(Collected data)
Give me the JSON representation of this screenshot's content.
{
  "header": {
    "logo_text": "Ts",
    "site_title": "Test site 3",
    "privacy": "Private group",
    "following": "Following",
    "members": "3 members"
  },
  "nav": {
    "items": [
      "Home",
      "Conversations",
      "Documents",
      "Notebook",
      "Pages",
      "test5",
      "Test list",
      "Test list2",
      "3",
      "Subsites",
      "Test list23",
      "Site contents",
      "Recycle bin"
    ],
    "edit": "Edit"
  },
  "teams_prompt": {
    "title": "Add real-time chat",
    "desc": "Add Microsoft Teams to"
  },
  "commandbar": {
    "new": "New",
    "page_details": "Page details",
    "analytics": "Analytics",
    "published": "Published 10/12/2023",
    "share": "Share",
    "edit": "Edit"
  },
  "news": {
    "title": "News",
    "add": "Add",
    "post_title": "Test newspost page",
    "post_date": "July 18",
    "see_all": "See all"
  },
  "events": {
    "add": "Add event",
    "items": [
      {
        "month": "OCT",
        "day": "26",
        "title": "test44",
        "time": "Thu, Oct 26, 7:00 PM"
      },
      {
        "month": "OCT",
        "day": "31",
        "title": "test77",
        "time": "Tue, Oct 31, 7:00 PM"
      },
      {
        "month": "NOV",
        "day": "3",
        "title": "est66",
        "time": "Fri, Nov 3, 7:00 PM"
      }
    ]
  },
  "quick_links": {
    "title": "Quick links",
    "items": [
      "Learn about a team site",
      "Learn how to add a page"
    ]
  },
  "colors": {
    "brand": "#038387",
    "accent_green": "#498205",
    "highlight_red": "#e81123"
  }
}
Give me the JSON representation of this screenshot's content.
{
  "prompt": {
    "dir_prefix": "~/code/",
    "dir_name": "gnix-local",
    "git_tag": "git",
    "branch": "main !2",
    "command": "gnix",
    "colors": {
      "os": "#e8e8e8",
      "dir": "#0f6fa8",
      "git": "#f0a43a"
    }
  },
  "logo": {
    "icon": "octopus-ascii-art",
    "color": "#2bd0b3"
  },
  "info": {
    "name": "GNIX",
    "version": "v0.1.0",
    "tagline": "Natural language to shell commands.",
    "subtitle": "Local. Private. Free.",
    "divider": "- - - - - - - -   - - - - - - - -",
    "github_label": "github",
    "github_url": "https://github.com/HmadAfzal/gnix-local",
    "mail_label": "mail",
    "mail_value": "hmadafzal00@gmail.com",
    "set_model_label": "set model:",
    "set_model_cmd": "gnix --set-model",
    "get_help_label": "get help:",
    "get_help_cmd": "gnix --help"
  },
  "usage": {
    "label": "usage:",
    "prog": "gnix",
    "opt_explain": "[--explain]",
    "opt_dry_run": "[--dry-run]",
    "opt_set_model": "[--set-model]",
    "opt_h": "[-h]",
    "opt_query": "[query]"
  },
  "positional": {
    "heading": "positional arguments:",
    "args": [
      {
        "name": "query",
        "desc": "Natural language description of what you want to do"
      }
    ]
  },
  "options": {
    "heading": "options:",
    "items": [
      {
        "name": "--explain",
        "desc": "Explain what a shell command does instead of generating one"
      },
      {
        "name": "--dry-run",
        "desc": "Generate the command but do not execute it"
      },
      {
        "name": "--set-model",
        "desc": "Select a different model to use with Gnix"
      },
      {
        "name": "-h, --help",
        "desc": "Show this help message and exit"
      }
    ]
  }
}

**What the task requires:** Restate each entry exactly, skipping none.

**Response to the task:**
Give me the JSON representation of this screenshot's content.
{
  "header": {
    "logo_text": "Ts",
    "site_title": "Test site 3",
    "privacy": "Private group",
    "following": "Following",
    "members": "3 members"
  },
  "nav": {
    "items": [
      "Home",
      "Conversations",
      "Documents",
      "Notebook",
      "Pages",
      "test5",
      "Test list",
      "Test list2",
      "3",
      "Subsites",
      "Test list23",
      "Site contents",
      "Recycle bin"
    ],
    "edit": "Edit"
  },
  "teams_prompt": {
    "title": "Add real-time chat",
    "desc": "Add Microsoft Teams to"
  },
  "commandbar": {
    "new": "New",
    "page_details": "Page details",
    "analytics": "Analytics",
    "published": "Published 10/12/2023",
    "share": "Share",
    "edit": "Edit"
  },
  "news": {
    "title": "News",
    "add": "Add",
    "post_title": "Test newspost page",
    "post_date": "July 18",
    "see_all": "See all"
  },
  "events": {
    "add": "Add event",
    "items": [
      {
        "month": "OCT",
        "day": "26",
        "title": "test44",
        "time": "Thu, Oct 26, 7:00 PM"
      },
      {
        "month": "OCT",
        "day": "31",
        "title": "test77",
        "time": "Tue, Oct 31, 7:00 PM"
      },
      {
        "month": "NOV",
        "day": "3",
        "title": "est66",
        "time": "Fri, Nov 3, 7:00 PM"
      }
    ]
  },
  "quick_links": {
    "title": "Quick links",
    "items": [
      "Learn about a team site",
      "Learn how to add a page"
    ]
  },
  "colors": {
    "brand": "#038387",
    "accent_green": "#498205",
    "highlight_red": "#e81123"
  }
}
Give me the JSON representation of this screenshot's content.
{
  "prompt": {
    "dir_prefix": "~/code/",
    "dir_name": "gnix-local",
    "git_tag": "git",
    "branch": "main !2",
    "command": "gnix",
    "colors": {
      "os": "#e8e8e8",
      "dir": "#0f6fa8",
      "git": "#f0a43a"
    }
  },
  "logo": {
    "icon": "octopus-ascii-art",
    "color": "#2bd0b3"
  },
  "info": {
    "name": "GNIX",
    "version": "v0.1.0",
    "tagline": "Natural language to shell commands.",
    "subtitle": "Local. Private. Free.",
    "divider": "- - - - - - - -   - - - - - - - -",
    "github_label": "github",
    "github_url": "https://github.com/HmadAfzal/gnix-local",
    "mail_label": "mail",
    "mail_value": "hmadafzal00@gmail.com",
    "set_model_label": "set model:",
    "set_model_cmd": "gnix --set-model",
    "get_help_label": "get help:",
    "get_help_cmd": "gnix --help"
  },
  "usage": {
    "label": "usage:",
    "prog": "gnix",
    "opt_explain": "[--explain]",
    "opt_dry_run": "[--dry-run]",
    "opt_set_model": "[--set-model]",
    "opt_h": "[-h]",
    "opt_query": "[query]"
  },
  "positional": {
    "heading": "positional arguments:",
    "args": [
      {
        "name": "query",
        "desc": "Natural language description of what you want to do"
      }
    ]
  },
  "options": {
    "heading": "options:",
    "items": [
      {
        "name": "--explain",
        "desc": "Explain what a shell command does instead of generating one"
      },
      {
        "name": "--dry-run",
        "desc": "Generate the command but do not execute it"
      },
      {
        "name": "--set-model",
        "desc": "Select a different model to use with Gnix"
      },
      {
        "name": "-h, --help",
        "desc": "Show this help message and exit"
      }
    ]
  }
}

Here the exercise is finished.